A block of data:
[start]

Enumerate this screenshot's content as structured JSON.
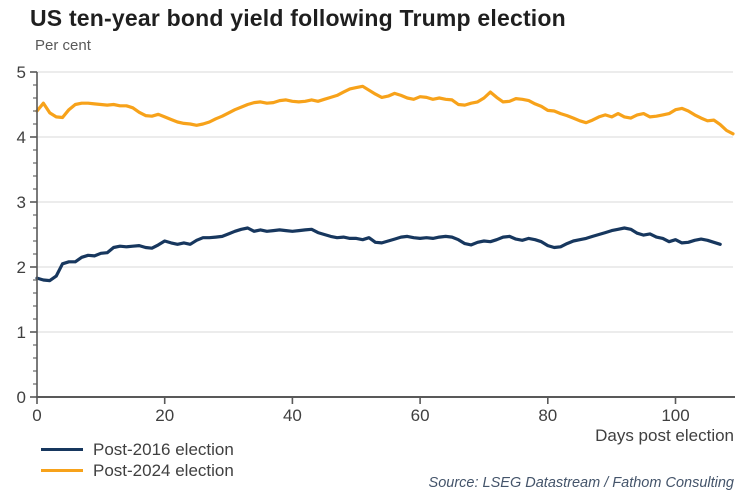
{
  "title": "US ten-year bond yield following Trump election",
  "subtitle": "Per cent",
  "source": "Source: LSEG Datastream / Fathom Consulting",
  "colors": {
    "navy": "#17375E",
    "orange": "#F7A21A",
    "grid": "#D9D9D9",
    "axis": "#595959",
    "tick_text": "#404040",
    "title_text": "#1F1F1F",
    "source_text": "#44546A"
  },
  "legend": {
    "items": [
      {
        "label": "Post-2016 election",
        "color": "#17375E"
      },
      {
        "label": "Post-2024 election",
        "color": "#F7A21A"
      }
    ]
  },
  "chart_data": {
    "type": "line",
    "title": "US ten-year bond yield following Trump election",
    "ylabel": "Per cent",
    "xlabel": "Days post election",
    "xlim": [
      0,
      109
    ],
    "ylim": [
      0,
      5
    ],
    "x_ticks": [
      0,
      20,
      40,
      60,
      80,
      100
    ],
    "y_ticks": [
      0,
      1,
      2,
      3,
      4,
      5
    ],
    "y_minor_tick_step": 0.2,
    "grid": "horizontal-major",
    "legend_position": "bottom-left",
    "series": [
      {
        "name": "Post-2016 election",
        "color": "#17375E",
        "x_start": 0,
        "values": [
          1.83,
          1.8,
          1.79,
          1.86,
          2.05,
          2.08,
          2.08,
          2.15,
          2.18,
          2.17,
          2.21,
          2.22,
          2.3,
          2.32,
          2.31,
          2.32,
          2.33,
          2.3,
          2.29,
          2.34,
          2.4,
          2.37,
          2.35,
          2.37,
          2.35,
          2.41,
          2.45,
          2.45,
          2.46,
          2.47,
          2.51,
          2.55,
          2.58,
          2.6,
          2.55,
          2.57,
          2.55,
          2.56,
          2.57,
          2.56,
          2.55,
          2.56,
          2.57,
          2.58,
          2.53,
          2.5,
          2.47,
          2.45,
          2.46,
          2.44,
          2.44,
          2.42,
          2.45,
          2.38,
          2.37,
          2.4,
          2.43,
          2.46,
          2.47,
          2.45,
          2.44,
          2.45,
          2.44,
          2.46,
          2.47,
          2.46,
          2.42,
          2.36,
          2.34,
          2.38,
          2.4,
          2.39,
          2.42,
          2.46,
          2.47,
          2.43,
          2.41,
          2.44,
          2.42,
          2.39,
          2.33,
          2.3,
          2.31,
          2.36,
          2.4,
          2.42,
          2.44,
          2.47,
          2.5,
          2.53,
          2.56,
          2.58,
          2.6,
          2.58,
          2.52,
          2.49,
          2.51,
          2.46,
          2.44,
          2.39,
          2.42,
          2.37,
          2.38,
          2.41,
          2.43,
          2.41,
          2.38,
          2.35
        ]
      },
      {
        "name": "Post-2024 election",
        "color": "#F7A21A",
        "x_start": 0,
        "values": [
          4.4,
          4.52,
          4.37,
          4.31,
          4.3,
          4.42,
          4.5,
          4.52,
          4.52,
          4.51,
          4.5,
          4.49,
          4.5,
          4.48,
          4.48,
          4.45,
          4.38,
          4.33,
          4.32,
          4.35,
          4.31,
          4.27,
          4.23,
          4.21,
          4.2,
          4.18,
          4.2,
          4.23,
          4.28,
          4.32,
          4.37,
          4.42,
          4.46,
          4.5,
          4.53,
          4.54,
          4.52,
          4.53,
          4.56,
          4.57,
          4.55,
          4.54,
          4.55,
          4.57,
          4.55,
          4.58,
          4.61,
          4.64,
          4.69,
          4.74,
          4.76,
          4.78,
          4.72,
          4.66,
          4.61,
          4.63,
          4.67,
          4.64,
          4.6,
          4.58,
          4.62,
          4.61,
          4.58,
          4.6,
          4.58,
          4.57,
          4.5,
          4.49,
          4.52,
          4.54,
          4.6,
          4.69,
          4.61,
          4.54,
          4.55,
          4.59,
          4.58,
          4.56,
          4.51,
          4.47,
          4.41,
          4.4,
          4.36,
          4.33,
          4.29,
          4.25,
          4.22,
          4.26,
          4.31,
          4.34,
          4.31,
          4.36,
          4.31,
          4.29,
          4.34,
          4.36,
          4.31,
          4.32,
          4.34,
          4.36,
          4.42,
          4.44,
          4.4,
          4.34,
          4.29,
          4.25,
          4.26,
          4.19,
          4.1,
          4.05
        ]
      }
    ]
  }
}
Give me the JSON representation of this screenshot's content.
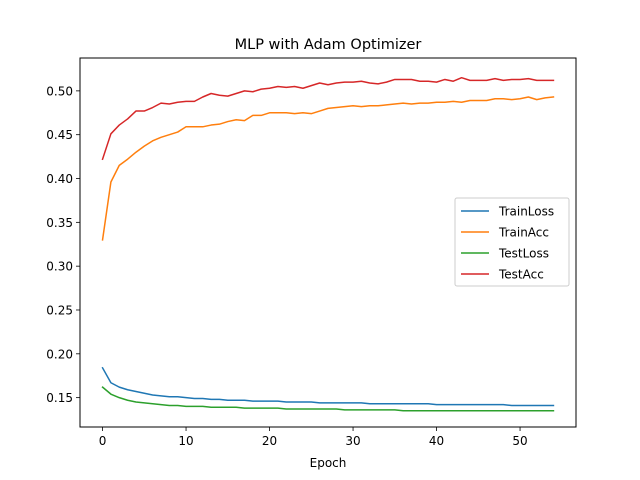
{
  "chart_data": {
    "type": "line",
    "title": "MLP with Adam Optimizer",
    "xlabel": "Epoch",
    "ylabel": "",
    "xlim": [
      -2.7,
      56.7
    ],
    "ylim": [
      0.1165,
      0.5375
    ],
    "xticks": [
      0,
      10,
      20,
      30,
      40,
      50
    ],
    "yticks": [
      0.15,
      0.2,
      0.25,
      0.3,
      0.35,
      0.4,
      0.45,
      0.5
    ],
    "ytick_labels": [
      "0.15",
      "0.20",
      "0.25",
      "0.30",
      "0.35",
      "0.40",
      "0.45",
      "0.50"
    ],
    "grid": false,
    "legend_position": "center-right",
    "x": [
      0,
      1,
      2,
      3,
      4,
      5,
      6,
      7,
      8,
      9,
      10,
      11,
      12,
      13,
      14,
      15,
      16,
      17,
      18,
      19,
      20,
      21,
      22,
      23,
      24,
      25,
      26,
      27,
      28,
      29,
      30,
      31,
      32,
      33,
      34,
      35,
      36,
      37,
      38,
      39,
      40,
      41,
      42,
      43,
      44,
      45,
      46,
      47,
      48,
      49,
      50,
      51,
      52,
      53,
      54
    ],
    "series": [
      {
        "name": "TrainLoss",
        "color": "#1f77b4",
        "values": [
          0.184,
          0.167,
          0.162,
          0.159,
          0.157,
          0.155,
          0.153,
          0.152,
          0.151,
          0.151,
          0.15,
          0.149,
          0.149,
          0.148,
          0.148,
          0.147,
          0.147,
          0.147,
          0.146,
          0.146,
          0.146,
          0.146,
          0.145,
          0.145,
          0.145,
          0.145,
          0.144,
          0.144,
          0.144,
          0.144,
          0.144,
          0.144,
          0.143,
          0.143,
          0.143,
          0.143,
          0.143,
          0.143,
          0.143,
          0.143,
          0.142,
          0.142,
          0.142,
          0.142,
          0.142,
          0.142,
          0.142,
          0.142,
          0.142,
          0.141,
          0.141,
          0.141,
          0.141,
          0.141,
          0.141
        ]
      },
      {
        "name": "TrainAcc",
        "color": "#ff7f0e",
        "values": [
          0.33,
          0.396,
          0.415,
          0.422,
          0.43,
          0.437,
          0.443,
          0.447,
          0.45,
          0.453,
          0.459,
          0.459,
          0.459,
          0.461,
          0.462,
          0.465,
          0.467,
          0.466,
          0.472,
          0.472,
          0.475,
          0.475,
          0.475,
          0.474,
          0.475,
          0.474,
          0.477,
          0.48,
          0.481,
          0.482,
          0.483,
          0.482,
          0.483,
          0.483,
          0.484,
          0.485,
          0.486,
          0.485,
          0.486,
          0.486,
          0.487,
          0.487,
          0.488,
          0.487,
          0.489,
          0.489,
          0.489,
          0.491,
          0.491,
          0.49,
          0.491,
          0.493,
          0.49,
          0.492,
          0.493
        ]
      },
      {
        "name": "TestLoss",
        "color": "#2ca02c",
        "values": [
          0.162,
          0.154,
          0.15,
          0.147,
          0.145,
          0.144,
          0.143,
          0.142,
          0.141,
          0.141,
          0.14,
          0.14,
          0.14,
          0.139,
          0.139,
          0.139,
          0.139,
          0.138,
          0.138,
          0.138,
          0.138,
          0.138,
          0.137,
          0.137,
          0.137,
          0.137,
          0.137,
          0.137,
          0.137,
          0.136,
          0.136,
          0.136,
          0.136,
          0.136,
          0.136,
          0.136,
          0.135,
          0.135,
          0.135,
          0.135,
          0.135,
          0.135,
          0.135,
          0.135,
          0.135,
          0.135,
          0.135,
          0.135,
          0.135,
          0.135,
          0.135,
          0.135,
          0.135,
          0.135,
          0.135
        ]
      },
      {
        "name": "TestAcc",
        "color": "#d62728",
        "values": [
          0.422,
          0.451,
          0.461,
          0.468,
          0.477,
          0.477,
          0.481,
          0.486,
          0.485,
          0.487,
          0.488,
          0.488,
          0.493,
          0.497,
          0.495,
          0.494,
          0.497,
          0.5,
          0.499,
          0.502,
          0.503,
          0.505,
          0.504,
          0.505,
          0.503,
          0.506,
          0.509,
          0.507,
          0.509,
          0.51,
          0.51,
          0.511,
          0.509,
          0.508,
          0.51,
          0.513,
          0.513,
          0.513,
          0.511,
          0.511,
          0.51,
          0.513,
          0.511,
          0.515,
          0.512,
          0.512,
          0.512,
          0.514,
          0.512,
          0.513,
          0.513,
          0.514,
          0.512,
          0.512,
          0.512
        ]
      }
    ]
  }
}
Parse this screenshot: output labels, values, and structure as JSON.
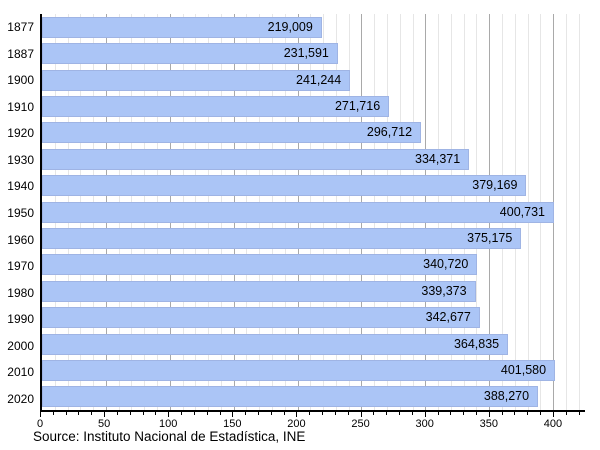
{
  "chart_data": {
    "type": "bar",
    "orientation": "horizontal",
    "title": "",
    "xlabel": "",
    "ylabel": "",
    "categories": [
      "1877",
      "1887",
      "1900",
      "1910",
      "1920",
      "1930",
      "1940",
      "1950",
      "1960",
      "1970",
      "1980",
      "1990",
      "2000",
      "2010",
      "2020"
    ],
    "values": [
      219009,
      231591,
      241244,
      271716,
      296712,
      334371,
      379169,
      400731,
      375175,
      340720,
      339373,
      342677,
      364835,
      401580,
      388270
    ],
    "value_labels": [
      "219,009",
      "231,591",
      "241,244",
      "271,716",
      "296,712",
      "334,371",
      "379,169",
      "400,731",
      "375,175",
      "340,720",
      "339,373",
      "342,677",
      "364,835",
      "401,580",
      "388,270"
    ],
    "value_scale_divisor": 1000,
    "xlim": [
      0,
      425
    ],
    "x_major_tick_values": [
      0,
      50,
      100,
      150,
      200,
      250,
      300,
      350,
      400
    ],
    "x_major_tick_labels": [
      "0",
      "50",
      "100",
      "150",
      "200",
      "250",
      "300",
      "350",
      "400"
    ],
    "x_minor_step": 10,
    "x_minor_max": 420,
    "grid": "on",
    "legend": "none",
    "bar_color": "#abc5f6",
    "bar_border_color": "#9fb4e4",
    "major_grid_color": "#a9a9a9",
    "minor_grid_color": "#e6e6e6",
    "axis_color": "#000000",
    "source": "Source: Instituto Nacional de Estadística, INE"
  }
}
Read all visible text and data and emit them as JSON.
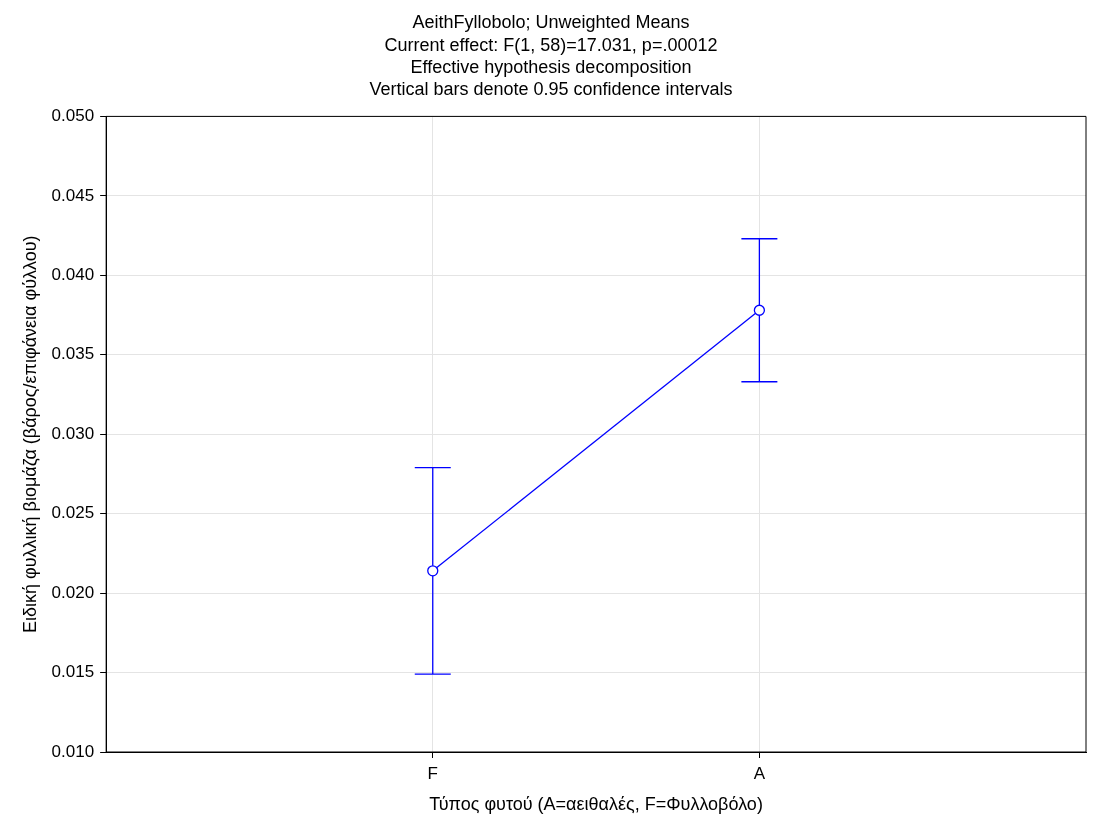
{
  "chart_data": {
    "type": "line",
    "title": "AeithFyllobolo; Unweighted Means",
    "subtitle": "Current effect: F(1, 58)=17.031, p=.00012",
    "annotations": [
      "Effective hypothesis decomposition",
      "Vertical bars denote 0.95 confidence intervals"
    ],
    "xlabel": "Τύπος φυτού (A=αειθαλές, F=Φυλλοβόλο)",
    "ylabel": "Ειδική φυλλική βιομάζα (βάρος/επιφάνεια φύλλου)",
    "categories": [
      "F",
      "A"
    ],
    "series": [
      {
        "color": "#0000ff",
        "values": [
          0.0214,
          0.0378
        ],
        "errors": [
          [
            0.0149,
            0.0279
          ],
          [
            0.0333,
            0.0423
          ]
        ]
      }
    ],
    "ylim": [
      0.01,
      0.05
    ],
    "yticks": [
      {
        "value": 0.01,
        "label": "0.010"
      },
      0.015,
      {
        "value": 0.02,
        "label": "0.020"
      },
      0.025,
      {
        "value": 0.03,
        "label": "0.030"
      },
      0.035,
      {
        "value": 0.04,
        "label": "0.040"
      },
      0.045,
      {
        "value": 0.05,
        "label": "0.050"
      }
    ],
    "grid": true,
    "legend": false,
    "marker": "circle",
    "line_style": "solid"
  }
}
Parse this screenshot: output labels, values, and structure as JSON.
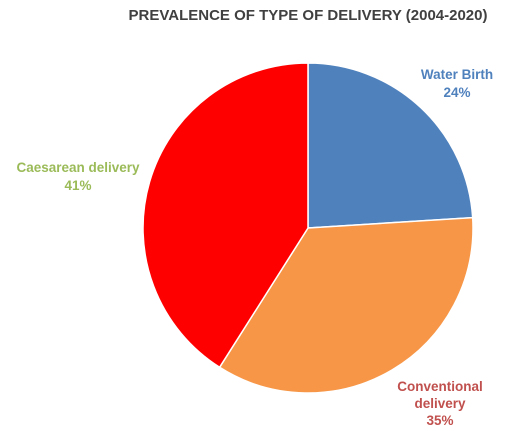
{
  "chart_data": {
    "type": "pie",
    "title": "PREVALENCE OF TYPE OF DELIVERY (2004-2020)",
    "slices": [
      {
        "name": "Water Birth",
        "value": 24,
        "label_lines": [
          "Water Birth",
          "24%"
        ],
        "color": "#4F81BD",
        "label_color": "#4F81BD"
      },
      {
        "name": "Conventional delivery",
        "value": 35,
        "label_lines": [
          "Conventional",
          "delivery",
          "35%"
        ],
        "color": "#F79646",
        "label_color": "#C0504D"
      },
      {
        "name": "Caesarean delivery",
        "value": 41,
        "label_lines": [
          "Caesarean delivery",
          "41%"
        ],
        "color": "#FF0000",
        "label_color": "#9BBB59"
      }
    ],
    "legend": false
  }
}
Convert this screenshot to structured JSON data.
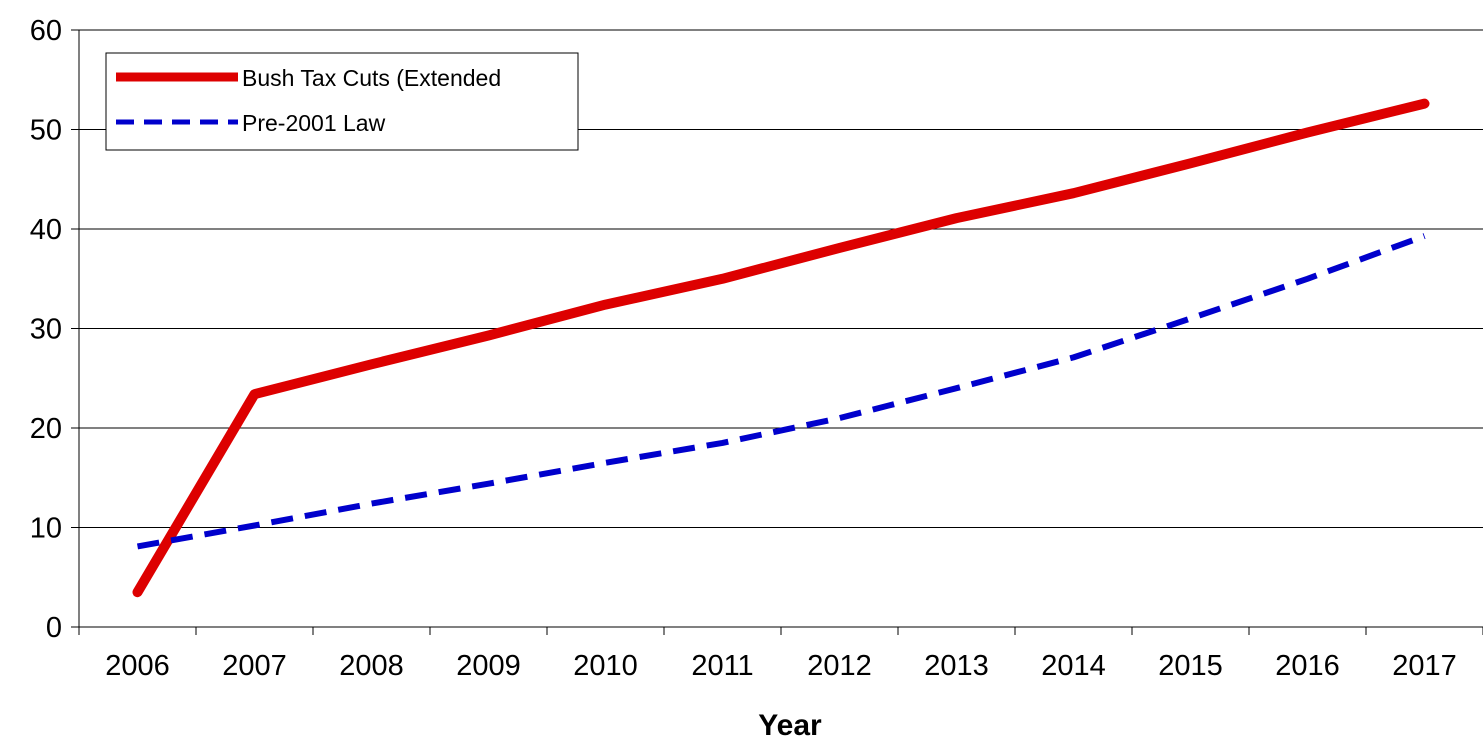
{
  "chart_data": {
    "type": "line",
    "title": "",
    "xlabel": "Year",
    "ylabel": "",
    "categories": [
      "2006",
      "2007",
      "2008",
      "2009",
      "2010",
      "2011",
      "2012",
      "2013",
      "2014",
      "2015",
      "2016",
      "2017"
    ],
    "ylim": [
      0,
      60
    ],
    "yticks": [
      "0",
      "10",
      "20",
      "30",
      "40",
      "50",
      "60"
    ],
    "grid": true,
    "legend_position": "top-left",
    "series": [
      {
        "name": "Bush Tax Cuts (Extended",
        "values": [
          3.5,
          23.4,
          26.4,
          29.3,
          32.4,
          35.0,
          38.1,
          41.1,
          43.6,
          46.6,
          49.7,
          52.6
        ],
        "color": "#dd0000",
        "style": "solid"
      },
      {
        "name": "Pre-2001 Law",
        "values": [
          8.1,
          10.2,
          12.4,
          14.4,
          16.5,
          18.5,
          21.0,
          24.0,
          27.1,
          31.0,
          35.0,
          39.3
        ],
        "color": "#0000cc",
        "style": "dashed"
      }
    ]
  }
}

[end]

SHORT PROBLEM
From the data above, copy each line that has the string "structured".

SOLUTION FOR THIS TASK
Enumerate this screenshot's content as structured JSON.
Convert this screenshot to structured JSON data.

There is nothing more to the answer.